## Start TASK INPUT

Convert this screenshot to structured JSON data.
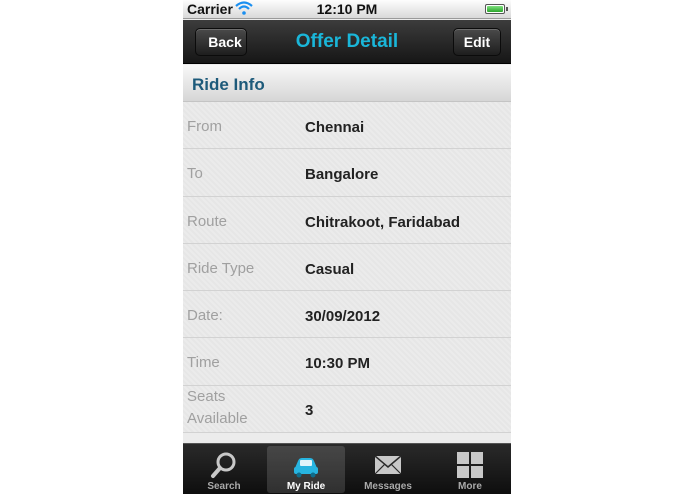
{
  "status_bar": {
    "carrier": "Carrier",
    "time": "12:10 PM"
  },
  "nav_bar": {
    "back_label": "Back",
    "title": "Offer Detail",
    "edit_label": "Edit"
  },
  "section": {
    "title": "Ride Info"
  },
  "rows": [
    {
      "label": "From",
      "value": "Chennai"
    },
    {
      "label": "To",
      "value": "Bangalore"
    },
    {
      "label": "Route",
      "value": "Chitrakoot, Faridabad"
    },
    {
      "label": "Ride Type",
      "value": "Casual"
    },
    {
      "label": "Date:",
      "value": "30/09/2012"
    },
    {
      "label": "Time",
      "value": "10:30 PM"
    },
    {
      "label": "Seats Available",
      "value": "3"
    }
  ],
  "tabs": [
    {
      "label": "Search",
      "icon": "search-icon",
      "active": false
    },
    {
      "label": "My Ride",
      "icon": "car-icon",
      "active": true
    },
    {
      "label": "Messages",
      "icon": "envelope-icon",
      "active": false
    },
    {
      "label": "More",
      "icon": "grid-icon",
      "active": false
    }
  ],
  "colors": {
    "title_accent": "#1ab6d9",
    "section_title": "#1d5a7a"
  }
}
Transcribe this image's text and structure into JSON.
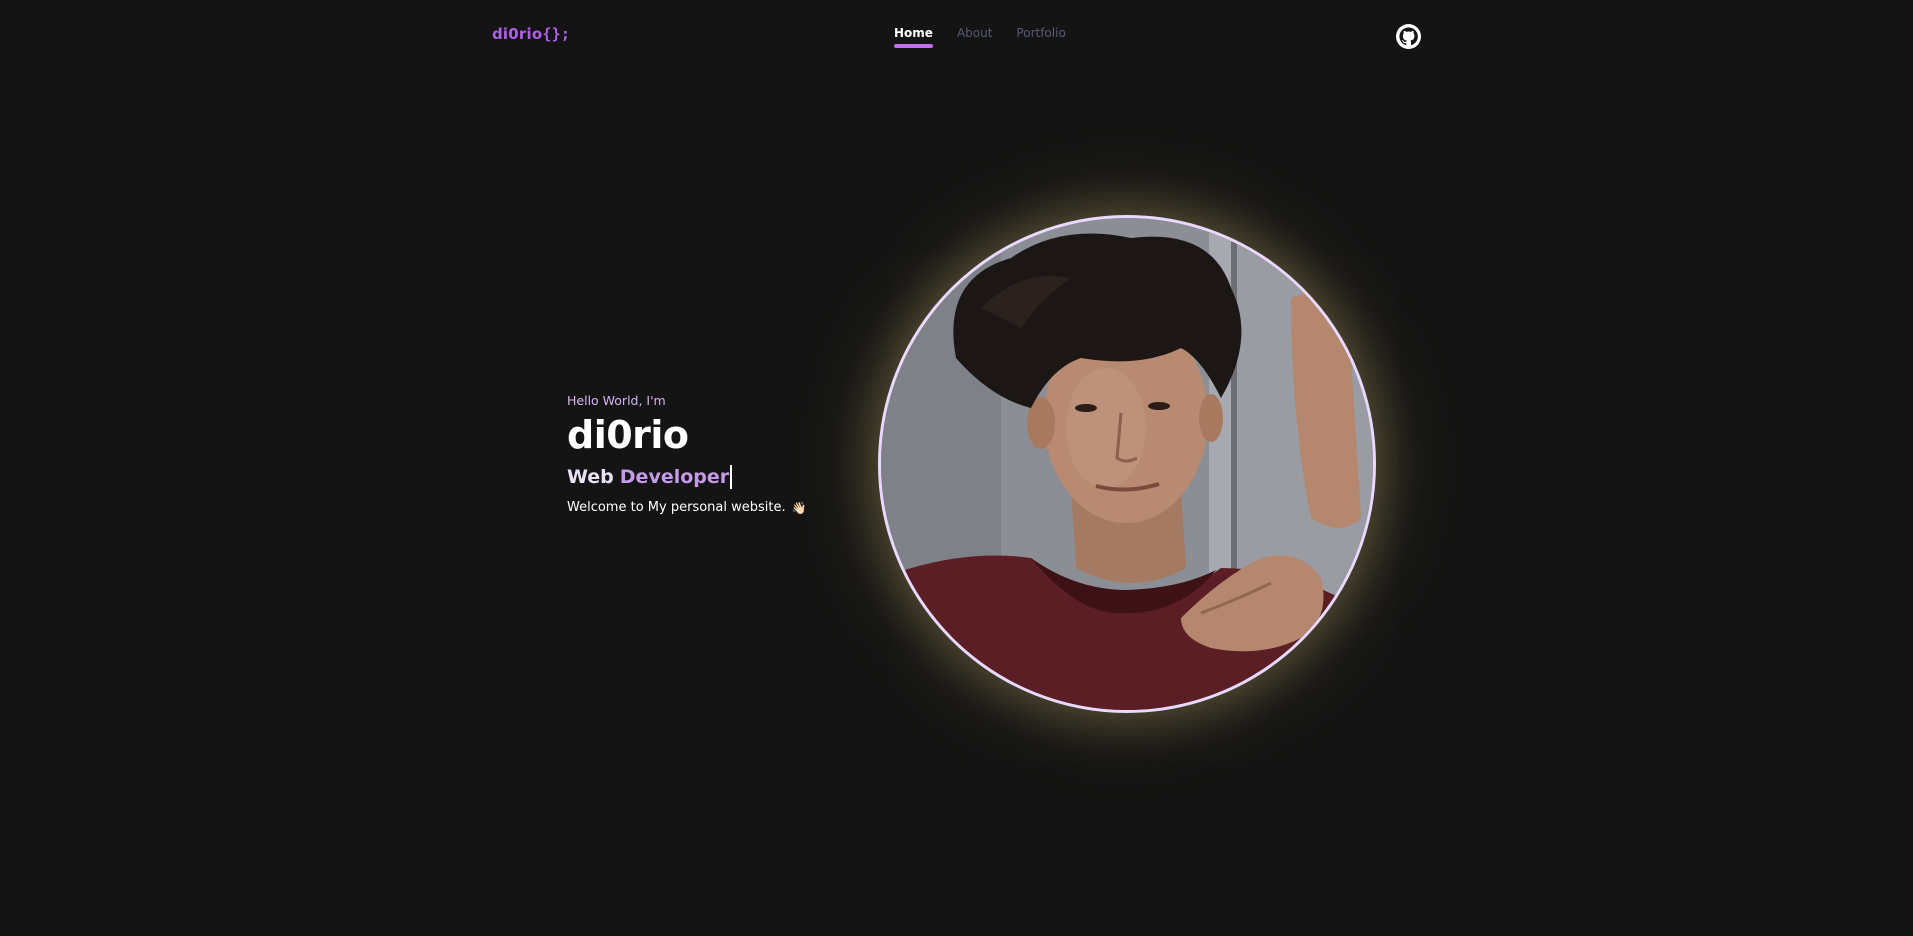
{
  "nav": {
    "logo_text": "di0rio",
    "logo_suffix": "{};",
    "items": [
      {
        "label": "Home",
        "active": true
      },
      {
        "label": "About",
        "active": false
      },
      {
        "label": "Portfolio",
        "active": false
      }
    ],
    "github_icon": "github-icon"
  },
  "hero": {
    "greeting": "Hello World, I'm",
    "name": "di0rio",
    "role_prefix": "Web",
    "role_typed": "Developer",
    "welcome": "Welcome to My personal website.",
    "wave_emoji": "👋🏻"
  },
  "colors": {
    "background": "#141414",
    "accent": "#b05fe6",
    "nav_active_underline": "#c46cf0",
    "nav_inactive": "#565b75",
    "greeting": "#d6b3f5",
    "role_typed": "#c59ae8",
    "portrait_border": "#ead8ff"
  }
}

## End TASK INPUT

# PROBLEM TO WORK ON
Omit every image. Quote each record exactly.

# OUTPUT OF THE TASK
Convert this screenshot to structured JSON data.
{
  "status_bar": {
    "carrier": "Carrier",
    "time": "12:10 PM"
  },
  "nav_bar": {
    "back_label": "Back",
    "title": "Offer Detail",
    "edit_label": "Edit"
  },
  "section": {
    "title": "Ride Info"
  },
  "rows": [
    {
      "label": "From",
      "value": "Chennai"
    },
    {
      "label": "To",
      "value": "Bangalore"
    },
    {
      "label": "Route",
      "value": "Chitrakoot, Faridabad"
    },
    {
      "label": "Ride Type",
      "value": "Casual"
    },
    {
      "label": "Date:",
      "value": "30/09/2012"
    },
    {
      "label": "Time",
      "value": "10:30 PM"
    },
    {
      "label": "Seats Available",
      "value": "3"
    }
  ],
  "tabs": [
    {
      "label": "Search",
      "icon": "search-icon",
      "active": false
    },
    {
      "label": "My Ride",
      "icon": "car-icon",
      "active": true
    },
    {
      "label": "Messages",
      "icon": "envelope-icon",
      "active": false
    },
    {
      "label": "More",
      "icon": "grid-icon",
      "active": false
    }
  ],
  "colors": {
    "title_accent": "#1ab6d9",
    "section_title": "#1d5a7a"
  }
}
Transcribe this image's text and structure into JSON.
{
  "nav": {
    "logo_text": "di0rio",
    "logo_suffix": "{};",
    "items": [
      {
        "label": "Home",
        "active": true
      },
      {
        "label": "About",
        "active": false
      },
      {
        "label": "Portfolio",
        "active": false
      }
    ],
    "github_icon": "github-icon"
  },
  "hero": {
    "greeting": "Hello World, I'm",
    "name": "di0rio",
    "role_prefix": "Web",
    "role_typed": "Developer",
    "welcome": "Welcome to My personal website.",
    "wave_emoji": "👋🏻"
  },
  "colors": {
    "background": "#141414",
    "accent": "#b05fe6",
    "nav_active_underline": "#c46cf0",
    "nav_inactive": "#565b75",
    "greeting": "#d6b3f5",
    "role_typed": "#c59ae8",
    "portrait_border": "#ead8ff"
  }
}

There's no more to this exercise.